Stored items:
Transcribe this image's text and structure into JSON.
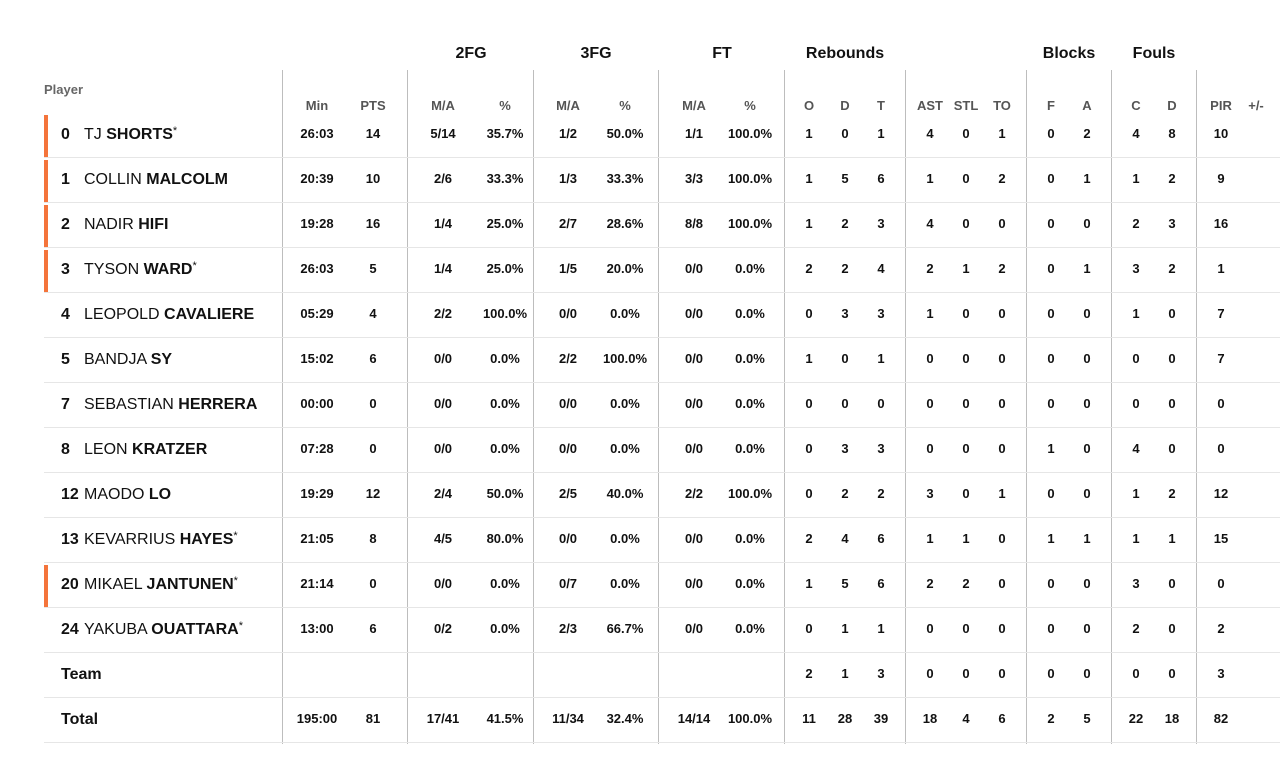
{
  "header": {
    "player": "Player",
    "groups": [
      {
        "key": "2fg",
        "label": "2FG"
      },
      {
        "key": "3fg",
        "label": "3FG"
      },
      {
        "key": "ft",
        "label": "FT"
      },
      {
        "key": "rebounds",
        "label": "Rebounds"
      },
      {
        "key": "blocks",
        "label": "Blocks"
      },
      {
        "key": "fouls",
        "label": "Fouls"
      }
    ],
    "columns": [
      "Min",
      "PTS",
      "M/A",
      "%",
      "M/A",
      "%",
      "M/A",
      "%",
      "O",
      "D",
      "T",
      "AST",
      "STL",
      "TO",
      "F",
      "A",
      "C",
      "D",
      "PIR",
      "+/-"
    ]
  },
  "colors": {
    "accent": "#f4743b",
    "grid": "#bdbdbd",
    "separator": "#e6e6e6"
  },
  "players": [
    {
      "num": "0",
      "first": "TJ",
      "last": "SHORTS",
      "star": "*",
      "accent": true,
      "stats": [
        "26:03",
        "14",
        "5/14",
        "35.7%",
        "1/2",
        "50.0%",
        "1/1",
        "100.0%",
        "1",
        "0",
        "1",
        "4",
        "0",
        "1",
        "0",
        "2",
        "4",
        "8",
        "10",
        ""
      ]
    },
    {
      "num": "1",
      "first": "COLLIN",
      "last": "MALCOLM",
      "star": "",
      "accent": true,
      "stats": [
        "20:39",
        "10",
        "2/6",
        "33.3%",
        "1/3",
        "33.3%",
        "3/3",
        "100.0%",
        "1",
        "5",
        "6",
        "1",
        "0",
        "2",
        "0",
        "1",
        "1",
        "2",
        "9",
        ""
      ]
    },
    {
      "num": "2",
      "first": "NADIR",
      "last": "HIFI",
      "star": "",
      "accent": true,
      "stats": [
        "19:28",
        "16",
        "1/4",
        "25.0%",
        "2/7",
        "28.6%",
        "8/8",
        "100.0%",
        "1",
        "2",
        "3",
        "4",
        "0",
        "0",
        "0",
        "0",
        "2",
        "3",
        "16",
        ""
      ]
    },
    {
      "num": "3",
      "first": "TYSON",
      "last": "WARD",
      "star": "*",
      "accent": true,
      "stats": [
        "26:03",
        "5",
        "1/4",
        "25.0%",
        "1/5",
        "20.0%",
        "0/0",
        "0.0%",
        "2",
        "2",
        "4",
        "2",
        "1",
        "2",
        "0",
        "1",
        "3",
        "2",
        "1",
        ""
      ]
    },
    {
      "num": "4",
      "first": "LEOPOLD",
      "last": "CAVALIERE",
      "star": "",
      "accent": false,
      "stats": [
        "05:29",
        "4",
        "2/2",
        "100.0%",
        "0/0",
        "0.0%",
        "0/0",
        "0.0%",
        "0",
        "3",
        "3",
        "1",
        "0",
        "0",
        "0",
        "0",
        "1",
        "0",
        "7",
        ""
      ]
    },
    {
      "num": "5",
      "first": "BANDJA",
      "last": "SY",
      "star": "",
      "accent": false,
      "stats": [
        "15:02",
        "6",
        "0/0",
        "0.0%",
        "2/2",
        "100.0%",
        "0/0",
        "0.0%",
        "1",
        "0",
        "1",
        "0",
        "0",
        "0",
        "0",
        "0",
        "0",
        "0",
        "7",
        ""
      ]
    },
    {
      "num": "7",
      "first": "SEBASTIAN",
      "last": "HERRERA",
      "star": "",
      "accent": false,
      "stats": [
        "00:00",
        "0",
        "0/0",
        "0.0%",
        "0/0",
        "0.0%",
        "0/0",
        "0.0%",
        "0",
        "0",
        "0",
        "0",
        "0",
        "0",
        "0",
        "0",
        "0",
        "0",
        "0",
        ""
      ]
    },
    {
      "num": "8",
      "first": "LEON",
      "last": "KRATZER",
      "star": "",
      "accent": false,
      "stats": [
        "07:28",
        "0",
        "0/0",
        "0.0%",
        "0/0",
        "0.0%",
        "0/0",
        "0.0%",
        "0",
        "3",
        "3",
        "0",
        "0",
        "0",
        "1",
        "0",
        "4",
        "0",
        "0",
        ""
      ]
    },
    {
      "num": "12",
      "first": "MAODO",
      "last": "LO",
      "star": "",
      "accent": false,
      "stats": [
        "19:29",
        "12",
        "2/4",
        "50.0%",
        "2/5",
        "40.0%",
        "2/2",
        "100.0%",
        "0",
        "2",
        "2",
        "3",
        "0",
        "1",
        "0",
        "0",
        "1",
        "2",
        "12",
        ""
      ]
    },
    {
      "num": "13",
      "first": "KEVARRIUS",
      "last": "HAYES",
      "star": "*",
      "accent": false,
      "stats": [
        "21:05",
        "8",
        "4/5",
        "80.0%",
        "0/0",
        "0.0%",
        "0/0",
        "0.0%",
        "2",
        "4",
        "6",
        "1",
        "1",
        "0",
        "1",
        "1",
        "1",
        "1",
        "15",
        ""
      ]
    },
    {
      "num": "20",
      "first": "MIKAEL",
      "last": "JANTUNEN",
      "star": "*",
      "accent": true,
      "stats": [
        "21:14",
        "0",
        "0/0",
        "0.0%",
        "0/7",
        "0.0%",
        "0/0",
        "0.0%",
        "1",
        "5",
        "6",
        "2",
        "2",
        "0",
        "0",
        "0",
        "3",
        "0",
        "0",
        ""
      ]
    },
    {
      "num": "24",
      "first": "YAKUBA",
      "last": "OUATTARA",
      "star": "*",
      "accent": false,
      "stats": [
        "13:00",
        "6",
        "0/2",
        "0.0%",
        "2/3",
        "66.7%",
        "0/0",
        "0.0%",
        "0",
        "1",
        "1",
        "0",
        "0",
        "0",
        "0",
        "0",
        "2",
        "0",
        "2",
        ""
      ]
    }
  ],
  "team": {
    "label": "Team",
    "stats": [
      "",
      "",
      "",
      "",
      "",
      "",
      "",
      "",
      "2",
      "1",
      "3",
      "0",
      "0",
      "0",
      "0",
      "0",
      "0",
      "0",
      "3",
      ""
    ]
  },
  "total": {
    "label": "Total",
    "stats": [
      "195:00",
      "81",
      "17/41",
      "41.5%",
      "11/34",
      "32.4%",
      "14/14",
      "100.0%",
      "11",
      "28",
      "39",
      "18",
      "4",
      "6",
      "2",
      "5",
      "22",
      "18",
      "82",
      ""
    ]
  }
}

## What needs to be done
Of the lines in the material, how many contain the word "label"? Reply with the number and nothing else.

## Correct result
8